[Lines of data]
────────────────────
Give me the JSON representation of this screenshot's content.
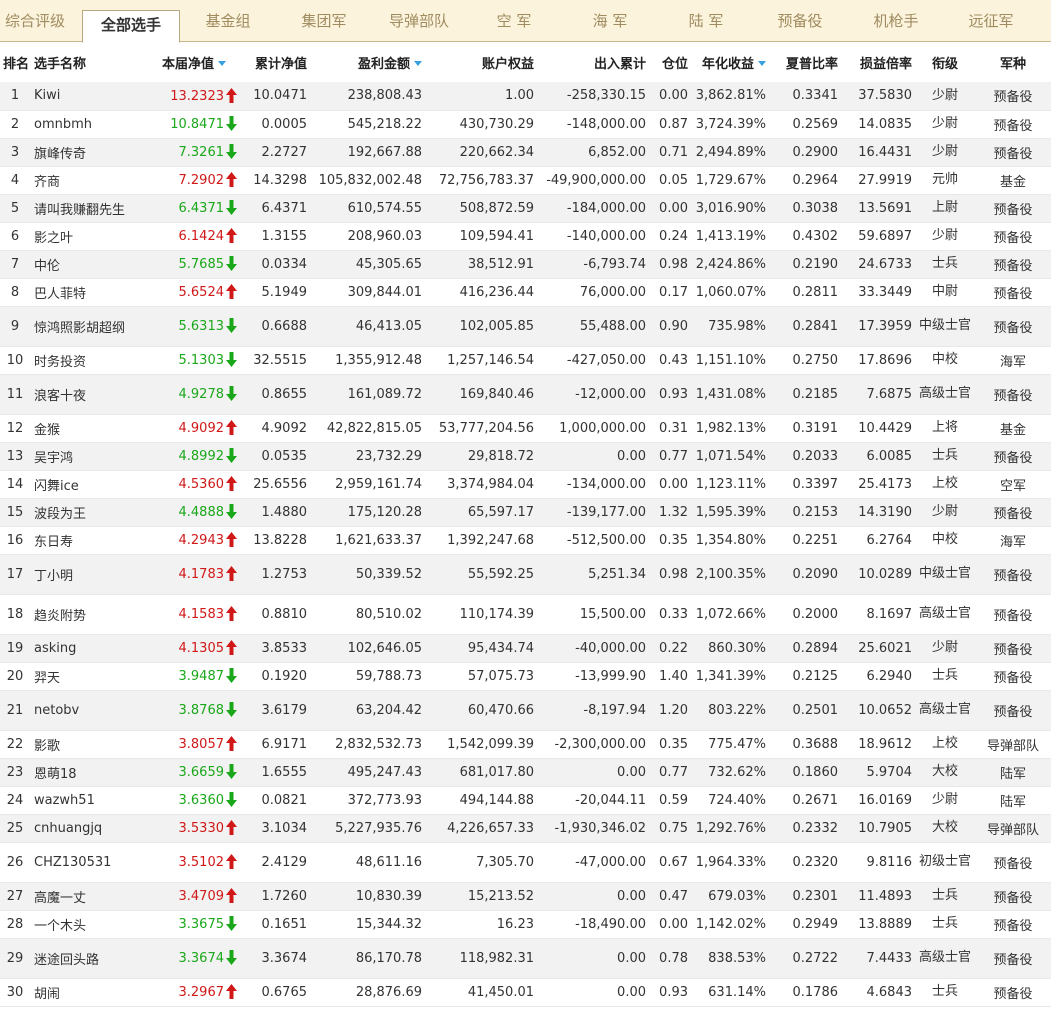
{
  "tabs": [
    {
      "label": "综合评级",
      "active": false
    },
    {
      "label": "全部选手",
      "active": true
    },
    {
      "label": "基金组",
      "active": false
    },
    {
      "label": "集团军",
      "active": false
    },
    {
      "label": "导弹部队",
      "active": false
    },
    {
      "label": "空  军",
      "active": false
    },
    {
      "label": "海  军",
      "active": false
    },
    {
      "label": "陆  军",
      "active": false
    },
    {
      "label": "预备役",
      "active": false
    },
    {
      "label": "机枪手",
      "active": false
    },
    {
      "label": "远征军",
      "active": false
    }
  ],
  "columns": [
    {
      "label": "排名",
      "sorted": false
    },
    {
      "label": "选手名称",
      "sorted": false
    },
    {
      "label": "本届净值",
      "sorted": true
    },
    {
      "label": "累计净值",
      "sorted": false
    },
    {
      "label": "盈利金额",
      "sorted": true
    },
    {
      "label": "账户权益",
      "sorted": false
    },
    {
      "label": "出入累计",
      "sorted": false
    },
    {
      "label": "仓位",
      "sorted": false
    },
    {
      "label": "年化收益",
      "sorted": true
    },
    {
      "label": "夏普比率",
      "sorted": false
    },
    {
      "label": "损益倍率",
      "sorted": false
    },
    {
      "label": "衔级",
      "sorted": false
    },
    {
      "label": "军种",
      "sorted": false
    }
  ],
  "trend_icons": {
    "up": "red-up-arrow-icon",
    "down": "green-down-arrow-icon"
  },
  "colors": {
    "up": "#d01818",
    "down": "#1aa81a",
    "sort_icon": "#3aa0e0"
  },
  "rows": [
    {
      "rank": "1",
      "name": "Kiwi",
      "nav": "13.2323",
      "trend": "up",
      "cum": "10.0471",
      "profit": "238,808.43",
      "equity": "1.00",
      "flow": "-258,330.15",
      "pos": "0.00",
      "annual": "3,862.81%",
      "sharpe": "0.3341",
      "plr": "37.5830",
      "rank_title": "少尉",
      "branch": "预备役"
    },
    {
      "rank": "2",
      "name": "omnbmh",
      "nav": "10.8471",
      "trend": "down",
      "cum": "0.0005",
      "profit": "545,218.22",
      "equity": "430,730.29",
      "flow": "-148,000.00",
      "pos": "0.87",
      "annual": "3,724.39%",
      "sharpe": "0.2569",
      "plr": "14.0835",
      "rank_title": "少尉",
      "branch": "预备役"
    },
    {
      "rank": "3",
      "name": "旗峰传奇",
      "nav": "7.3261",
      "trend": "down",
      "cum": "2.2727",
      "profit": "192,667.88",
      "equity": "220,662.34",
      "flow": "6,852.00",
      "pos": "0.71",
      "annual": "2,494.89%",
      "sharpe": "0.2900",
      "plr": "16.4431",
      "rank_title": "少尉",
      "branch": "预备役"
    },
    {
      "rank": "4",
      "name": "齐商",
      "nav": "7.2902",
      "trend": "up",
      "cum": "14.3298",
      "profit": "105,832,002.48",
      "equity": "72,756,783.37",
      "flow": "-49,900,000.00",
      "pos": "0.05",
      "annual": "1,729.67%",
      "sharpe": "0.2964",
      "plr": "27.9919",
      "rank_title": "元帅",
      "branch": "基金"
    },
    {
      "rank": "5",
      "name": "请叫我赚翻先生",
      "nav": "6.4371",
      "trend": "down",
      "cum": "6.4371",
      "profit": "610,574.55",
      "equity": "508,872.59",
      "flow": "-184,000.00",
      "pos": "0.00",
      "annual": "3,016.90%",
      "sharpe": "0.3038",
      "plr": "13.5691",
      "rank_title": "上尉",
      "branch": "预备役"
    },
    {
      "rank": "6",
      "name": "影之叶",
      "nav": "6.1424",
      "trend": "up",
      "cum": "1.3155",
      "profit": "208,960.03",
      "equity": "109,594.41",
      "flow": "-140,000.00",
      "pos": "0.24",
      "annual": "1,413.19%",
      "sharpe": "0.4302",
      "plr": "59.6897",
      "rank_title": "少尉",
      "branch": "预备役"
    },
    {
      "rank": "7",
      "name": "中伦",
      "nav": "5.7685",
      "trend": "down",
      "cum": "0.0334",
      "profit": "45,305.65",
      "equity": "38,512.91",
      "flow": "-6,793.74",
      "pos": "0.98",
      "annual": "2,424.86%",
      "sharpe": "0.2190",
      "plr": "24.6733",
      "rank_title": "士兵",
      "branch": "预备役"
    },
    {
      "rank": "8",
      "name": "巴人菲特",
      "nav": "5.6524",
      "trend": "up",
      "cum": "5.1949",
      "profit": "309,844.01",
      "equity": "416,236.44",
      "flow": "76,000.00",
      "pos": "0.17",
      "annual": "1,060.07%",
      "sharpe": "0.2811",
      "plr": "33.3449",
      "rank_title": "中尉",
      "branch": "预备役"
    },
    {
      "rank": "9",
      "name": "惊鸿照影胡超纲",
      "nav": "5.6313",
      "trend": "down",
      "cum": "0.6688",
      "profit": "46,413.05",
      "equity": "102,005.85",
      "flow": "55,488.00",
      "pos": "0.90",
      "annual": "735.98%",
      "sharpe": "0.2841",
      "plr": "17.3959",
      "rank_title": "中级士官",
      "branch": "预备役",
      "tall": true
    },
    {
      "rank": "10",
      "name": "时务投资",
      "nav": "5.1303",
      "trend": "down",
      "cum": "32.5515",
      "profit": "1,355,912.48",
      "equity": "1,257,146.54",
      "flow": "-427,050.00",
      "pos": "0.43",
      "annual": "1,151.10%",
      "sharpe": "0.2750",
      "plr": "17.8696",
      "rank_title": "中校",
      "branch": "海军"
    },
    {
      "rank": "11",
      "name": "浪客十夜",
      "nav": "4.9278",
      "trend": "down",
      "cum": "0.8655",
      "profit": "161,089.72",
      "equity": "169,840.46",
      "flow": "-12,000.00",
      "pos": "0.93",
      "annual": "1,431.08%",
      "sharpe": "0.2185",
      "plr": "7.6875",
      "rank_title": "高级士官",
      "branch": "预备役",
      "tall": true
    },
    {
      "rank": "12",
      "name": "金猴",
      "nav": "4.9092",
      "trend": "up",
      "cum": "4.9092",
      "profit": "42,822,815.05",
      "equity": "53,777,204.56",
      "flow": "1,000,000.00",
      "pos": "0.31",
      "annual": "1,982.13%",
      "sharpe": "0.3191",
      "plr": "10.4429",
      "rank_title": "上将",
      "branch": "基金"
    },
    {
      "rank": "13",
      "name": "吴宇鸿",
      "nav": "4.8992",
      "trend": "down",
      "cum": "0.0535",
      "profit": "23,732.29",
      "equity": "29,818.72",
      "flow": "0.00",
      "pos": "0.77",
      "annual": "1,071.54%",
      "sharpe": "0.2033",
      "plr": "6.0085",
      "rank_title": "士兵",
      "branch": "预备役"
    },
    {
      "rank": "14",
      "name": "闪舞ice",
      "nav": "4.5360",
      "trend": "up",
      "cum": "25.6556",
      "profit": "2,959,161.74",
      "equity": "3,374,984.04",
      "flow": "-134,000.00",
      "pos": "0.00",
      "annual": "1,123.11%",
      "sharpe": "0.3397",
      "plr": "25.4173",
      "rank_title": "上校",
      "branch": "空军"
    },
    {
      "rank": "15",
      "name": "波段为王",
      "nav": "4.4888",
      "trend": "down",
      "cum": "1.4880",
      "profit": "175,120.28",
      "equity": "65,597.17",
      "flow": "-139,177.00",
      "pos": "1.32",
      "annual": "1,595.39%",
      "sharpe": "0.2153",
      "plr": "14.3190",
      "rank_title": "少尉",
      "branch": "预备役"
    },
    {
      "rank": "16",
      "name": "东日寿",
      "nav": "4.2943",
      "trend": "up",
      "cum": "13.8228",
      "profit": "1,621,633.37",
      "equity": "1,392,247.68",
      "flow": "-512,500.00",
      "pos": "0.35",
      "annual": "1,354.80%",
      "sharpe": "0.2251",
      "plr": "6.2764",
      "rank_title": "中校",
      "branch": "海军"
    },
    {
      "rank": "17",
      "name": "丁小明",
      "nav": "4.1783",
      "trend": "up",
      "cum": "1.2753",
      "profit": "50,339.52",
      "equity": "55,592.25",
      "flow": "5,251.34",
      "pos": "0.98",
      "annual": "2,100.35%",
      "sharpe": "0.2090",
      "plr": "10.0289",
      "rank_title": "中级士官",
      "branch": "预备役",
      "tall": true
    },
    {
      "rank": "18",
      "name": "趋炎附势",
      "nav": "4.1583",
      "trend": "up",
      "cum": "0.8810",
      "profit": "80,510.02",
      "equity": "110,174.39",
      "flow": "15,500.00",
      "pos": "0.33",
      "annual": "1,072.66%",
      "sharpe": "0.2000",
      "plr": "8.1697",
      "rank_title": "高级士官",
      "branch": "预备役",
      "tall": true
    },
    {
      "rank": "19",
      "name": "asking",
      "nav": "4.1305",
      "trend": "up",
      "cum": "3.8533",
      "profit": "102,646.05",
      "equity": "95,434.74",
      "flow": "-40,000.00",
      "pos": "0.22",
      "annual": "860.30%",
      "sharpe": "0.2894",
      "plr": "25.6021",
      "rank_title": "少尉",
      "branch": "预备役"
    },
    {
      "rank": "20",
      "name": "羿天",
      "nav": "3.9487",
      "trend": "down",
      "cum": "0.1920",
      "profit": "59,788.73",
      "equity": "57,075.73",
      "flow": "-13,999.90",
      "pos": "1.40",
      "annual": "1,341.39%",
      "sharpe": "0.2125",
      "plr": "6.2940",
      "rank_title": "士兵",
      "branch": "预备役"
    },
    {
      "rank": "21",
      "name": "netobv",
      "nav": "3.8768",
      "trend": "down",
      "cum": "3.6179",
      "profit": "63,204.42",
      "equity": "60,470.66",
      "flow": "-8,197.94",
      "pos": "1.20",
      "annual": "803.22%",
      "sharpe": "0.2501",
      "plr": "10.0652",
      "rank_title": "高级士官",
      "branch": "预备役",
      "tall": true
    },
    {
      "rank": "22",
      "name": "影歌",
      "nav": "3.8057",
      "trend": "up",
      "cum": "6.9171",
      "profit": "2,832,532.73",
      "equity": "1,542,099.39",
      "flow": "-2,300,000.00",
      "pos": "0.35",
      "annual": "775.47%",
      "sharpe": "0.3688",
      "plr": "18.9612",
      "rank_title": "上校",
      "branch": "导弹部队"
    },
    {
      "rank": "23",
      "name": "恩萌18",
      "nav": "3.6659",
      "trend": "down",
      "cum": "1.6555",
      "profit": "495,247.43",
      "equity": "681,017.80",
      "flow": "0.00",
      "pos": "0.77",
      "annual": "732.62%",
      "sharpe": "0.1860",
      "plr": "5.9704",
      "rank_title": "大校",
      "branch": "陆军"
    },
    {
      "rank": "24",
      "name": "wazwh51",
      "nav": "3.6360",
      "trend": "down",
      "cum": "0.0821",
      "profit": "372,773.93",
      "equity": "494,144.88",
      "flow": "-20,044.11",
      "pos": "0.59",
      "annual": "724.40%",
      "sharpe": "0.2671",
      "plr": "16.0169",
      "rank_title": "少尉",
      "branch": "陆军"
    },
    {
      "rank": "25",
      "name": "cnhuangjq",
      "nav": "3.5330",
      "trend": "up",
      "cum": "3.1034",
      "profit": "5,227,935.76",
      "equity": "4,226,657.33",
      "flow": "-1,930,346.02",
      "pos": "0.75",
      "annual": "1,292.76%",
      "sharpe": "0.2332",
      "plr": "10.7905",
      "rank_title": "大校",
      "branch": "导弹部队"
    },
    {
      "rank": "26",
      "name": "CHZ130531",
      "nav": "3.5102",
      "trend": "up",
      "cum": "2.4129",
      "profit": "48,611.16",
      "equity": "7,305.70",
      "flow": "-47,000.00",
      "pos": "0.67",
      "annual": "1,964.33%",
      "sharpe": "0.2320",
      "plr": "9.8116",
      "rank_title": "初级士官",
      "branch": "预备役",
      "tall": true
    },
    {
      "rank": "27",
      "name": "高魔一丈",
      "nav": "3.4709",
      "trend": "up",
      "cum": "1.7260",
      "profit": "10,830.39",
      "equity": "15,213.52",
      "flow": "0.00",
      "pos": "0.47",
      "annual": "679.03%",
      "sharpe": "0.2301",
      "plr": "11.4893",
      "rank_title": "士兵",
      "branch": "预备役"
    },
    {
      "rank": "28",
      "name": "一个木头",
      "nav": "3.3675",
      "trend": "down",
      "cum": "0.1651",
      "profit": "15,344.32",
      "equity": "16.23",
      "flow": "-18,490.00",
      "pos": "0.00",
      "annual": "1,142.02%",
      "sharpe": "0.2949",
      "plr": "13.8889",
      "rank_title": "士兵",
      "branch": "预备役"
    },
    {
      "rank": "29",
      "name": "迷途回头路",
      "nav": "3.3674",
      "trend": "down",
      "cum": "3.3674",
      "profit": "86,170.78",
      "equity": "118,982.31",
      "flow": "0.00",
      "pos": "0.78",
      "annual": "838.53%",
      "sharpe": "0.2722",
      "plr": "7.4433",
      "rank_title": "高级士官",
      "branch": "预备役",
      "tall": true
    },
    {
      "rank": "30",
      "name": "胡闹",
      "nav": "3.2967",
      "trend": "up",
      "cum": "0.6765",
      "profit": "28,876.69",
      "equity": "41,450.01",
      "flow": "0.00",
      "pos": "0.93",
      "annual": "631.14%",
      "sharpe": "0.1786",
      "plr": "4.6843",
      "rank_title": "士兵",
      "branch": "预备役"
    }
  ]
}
────────────────────
Count all lines of the data that include "arrow". The answer is the number alone.

2